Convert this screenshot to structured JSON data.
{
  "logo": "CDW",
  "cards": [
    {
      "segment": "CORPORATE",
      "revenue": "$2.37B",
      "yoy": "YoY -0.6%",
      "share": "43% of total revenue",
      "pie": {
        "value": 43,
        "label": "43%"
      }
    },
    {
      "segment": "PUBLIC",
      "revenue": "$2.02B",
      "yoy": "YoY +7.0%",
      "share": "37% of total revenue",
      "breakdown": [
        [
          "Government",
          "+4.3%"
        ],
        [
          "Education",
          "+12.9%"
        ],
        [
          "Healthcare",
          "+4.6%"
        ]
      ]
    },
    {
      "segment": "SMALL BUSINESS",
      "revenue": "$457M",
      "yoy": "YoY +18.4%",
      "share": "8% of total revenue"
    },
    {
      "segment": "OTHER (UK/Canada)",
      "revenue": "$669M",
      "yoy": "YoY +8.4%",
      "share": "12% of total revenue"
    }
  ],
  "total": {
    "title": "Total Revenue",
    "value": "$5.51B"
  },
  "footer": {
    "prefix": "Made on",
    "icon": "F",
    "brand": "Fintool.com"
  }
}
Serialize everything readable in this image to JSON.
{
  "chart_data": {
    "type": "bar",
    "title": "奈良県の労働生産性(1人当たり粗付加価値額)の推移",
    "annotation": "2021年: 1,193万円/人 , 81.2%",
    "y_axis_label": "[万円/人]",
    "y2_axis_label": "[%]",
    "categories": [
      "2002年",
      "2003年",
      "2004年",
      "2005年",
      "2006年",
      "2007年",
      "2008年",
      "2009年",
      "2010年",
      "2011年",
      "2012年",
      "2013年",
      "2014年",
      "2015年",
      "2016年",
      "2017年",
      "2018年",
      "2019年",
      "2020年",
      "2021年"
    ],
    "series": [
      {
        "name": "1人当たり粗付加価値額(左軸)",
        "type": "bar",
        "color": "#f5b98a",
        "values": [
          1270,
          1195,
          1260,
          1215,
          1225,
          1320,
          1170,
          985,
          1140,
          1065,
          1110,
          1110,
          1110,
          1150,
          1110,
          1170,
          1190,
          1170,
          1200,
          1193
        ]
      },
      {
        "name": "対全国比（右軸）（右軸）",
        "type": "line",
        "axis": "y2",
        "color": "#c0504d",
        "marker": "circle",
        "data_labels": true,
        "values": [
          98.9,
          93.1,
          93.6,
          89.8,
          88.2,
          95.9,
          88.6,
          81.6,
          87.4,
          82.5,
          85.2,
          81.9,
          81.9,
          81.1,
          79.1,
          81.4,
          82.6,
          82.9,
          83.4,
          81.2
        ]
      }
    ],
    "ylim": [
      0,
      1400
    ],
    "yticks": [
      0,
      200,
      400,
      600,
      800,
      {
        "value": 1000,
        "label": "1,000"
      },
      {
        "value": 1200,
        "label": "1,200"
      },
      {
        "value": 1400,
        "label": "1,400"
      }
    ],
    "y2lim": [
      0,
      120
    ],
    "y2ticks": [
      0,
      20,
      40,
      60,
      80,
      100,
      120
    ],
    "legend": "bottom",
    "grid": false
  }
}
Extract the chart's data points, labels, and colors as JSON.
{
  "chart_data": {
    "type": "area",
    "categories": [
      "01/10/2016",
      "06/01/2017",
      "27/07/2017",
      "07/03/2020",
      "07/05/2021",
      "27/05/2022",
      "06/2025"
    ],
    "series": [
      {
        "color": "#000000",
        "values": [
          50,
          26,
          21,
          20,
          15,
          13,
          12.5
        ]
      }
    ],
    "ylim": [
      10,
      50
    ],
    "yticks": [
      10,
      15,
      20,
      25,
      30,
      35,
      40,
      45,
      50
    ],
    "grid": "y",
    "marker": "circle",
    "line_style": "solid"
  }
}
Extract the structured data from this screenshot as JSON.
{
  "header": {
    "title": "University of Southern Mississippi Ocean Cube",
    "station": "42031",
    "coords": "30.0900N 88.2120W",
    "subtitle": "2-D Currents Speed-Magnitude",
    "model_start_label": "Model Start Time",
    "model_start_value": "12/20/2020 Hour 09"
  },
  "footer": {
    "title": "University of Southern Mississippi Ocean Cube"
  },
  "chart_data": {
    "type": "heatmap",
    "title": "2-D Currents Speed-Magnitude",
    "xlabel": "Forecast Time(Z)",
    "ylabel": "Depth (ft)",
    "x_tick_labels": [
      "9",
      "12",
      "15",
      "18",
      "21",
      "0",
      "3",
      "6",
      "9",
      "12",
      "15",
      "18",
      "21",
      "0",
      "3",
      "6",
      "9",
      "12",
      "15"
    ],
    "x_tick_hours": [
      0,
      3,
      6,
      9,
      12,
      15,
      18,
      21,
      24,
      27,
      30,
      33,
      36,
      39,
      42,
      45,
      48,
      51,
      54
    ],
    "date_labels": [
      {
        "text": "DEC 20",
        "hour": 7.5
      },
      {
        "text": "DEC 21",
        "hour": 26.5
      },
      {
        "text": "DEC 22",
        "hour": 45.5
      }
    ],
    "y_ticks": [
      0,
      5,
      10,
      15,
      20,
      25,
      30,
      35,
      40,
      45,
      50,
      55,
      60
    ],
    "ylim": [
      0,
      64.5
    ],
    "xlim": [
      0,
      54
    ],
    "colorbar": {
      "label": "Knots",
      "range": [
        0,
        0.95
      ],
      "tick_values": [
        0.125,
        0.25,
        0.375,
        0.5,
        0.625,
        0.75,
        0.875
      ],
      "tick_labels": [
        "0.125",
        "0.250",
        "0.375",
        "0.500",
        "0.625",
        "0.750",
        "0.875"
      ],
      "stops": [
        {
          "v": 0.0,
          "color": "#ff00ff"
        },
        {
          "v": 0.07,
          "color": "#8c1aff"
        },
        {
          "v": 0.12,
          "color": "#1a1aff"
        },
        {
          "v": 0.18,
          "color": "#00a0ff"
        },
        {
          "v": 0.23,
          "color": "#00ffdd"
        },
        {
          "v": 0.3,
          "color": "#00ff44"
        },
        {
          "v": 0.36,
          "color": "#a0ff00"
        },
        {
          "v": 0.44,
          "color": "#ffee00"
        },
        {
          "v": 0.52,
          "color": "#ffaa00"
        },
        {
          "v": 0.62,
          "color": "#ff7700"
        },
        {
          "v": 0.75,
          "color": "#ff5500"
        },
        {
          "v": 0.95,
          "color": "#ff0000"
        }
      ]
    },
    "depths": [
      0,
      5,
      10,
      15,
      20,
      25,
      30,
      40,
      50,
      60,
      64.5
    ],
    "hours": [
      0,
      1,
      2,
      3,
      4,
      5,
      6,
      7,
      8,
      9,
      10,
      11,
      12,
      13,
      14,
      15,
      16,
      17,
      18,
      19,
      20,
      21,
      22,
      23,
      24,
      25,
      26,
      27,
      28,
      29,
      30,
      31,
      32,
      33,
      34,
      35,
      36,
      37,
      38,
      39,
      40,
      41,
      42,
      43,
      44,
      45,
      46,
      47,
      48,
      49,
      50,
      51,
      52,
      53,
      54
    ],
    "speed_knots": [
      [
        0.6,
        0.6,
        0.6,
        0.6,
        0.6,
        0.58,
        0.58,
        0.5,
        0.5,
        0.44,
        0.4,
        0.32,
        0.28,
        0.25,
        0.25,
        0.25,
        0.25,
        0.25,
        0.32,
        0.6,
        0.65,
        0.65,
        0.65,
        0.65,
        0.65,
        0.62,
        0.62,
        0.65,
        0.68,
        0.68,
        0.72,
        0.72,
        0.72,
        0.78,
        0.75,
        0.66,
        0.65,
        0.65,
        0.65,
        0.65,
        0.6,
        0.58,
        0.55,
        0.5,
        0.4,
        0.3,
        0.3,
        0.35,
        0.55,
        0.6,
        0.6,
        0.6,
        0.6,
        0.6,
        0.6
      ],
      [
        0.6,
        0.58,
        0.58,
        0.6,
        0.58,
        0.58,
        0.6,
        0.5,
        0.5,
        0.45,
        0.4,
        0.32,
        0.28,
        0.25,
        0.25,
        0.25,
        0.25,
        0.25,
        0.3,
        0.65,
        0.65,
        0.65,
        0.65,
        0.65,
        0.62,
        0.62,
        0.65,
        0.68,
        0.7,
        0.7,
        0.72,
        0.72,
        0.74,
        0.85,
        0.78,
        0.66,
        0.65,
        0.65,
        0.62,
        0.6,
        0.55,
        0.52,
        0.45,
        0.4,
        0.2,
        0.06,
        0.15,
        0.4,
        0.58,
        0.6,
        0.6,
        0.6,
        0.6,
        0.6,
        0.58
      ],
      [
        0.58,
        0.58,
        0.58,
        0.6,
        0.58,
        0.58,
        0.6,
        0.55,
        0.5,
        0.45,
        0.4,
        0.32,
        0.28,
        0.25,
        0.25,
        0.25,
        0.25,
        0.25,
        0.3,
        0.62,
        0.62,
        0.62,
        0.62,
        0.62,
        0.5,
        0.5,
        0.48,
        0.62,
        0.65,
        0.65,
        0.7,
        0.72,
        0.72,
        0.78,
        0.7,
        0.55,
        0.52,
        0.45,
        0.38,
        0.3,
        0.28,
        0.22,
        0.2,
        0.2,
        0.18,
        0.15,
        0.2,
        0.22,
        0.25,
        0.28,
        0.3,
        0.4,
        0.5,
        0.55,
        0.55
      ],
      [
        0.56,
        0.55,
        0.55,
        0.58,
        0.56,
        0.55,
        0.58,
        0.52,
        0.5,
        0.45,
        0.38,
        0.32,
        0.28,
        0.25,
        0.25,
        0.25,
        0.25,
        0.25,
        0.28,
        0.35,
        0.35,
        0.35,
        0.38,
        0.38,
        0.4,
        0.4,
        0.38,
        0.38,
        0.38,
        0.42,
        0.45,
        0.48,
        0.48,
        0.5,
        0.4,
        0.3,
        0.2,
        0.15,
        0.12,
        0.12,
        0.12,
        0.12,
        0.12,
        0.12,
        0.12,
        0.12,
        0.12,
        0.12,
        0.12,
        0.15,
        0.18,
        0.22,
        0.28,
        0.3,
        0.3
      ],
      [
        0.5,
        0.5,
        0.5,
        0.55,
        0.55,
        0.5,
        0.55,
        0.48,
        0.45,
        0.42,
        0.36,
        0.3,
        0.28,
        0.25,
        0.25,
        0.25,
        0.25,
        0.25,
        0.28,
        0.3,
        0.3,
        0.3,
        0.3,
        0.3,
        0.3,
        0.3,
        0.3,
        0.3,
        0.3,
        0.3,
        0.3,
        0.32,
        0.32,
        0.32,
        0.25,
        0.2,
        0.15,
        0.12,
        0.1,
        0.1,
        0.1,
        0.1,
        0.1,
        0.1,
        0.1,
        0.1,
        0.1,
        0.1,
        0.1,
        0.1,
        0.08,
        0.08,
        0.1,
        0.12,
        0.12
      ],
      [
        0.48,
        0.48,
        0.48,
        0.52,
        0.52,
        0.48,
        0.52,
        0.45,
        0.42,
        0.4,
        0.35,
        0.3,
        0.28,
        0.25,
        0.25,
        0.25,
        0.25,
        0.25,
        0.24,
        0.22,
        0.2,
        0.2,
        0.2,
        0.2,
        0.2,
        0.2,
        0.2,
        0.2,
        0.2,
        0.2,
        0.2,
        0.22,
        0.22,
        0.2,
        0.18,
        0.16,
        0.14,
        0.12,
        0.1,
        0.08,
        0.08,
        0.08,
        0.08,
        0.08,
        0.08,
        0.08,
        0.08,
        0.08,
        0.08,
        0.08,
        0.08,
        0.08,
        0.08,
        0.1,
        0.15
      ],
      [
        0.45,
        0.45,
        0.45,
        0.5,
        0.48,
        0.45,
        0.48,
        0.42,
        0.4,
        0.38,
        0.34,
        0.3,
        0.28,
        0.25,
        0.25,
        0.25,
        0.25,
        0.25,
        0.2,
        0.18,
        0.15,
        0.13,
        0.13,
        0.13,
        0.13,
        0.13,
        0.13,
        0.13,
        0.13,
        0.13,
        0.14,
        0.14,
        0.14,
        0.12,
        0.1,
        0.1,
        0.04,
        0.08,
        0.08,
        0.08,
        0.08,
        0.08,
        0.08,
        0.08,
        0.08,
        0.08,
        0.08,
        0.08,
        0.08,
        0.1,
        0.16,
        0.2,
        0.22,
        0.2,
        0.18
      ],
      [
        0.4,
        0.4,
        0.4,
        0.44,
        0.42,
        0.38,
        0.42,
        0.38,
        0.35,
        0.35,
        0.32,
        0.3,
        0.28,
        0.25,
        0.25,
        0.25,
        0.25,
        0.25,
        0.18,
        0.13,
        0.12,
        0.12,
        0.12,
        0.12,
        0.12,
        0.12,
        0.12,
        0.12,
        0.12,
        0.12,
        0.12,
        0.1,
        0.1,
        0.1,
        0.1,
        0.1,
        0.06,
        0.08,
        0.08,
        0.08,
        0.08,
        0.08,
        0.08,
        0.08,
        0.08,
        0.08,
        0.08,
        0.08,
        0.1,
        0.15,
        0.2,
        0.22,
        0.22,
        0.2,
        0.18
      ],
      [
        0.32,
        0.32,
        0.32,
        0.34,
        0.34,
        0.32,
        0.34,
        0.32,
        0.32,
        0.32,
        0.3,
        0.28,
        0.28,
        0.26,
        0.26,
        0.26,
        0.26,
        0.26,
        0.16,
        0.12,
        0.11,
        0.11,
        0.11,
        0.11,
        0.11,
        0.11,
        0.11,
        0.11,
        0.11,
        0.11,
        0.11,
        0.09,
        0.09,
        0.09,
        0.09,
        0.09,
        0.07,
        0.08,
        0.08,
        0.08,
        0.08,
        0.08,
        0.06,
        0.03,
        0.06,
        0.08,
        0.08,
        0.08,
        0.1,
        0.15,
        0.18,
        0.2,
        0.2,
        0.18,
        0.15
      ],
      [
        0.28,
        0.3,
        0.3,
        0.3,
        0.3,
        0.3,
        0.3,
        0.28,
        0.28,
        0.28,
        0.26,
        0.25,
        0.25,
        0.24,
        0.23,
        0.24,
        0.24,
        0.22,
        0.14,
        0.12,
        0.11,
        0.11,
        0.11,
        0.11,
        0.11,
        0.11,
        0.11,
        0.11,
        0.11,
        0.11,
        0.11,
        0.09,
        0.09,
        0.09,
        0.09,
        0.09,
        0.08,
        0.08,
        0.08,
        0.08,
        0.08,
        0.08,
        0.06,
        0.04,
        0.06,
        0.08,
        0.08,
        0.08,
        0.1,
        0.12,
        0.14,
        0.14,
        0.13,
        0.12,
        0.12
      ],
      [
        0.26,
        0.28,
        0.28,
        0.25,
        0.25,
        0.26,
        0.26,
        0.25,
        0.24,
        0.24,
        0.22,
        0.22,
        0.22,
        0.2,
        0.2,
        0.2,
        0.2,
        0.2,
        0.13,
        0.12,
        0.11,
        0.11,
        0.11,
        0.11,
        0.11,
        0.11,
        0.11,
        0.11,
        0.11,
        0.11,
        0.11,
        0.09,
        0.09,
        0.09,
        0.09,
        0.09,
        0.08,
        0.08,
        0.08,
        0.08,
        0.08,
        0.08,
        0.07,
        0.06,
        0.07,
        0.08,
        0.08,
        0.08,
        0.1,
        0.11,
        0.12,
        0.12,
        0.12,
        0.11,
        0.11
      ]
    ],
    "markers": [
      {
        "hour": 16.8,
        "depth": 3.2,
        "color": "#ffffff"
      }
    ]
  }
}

■ Exercise brief: Search the entries for the string "this" and collect each line that has it.

■ Written answer:
Convert this screenshot to structured JSON data.
Serialize everything readable in this image to JSON.
Extract the structured data from this screenshot as JSON.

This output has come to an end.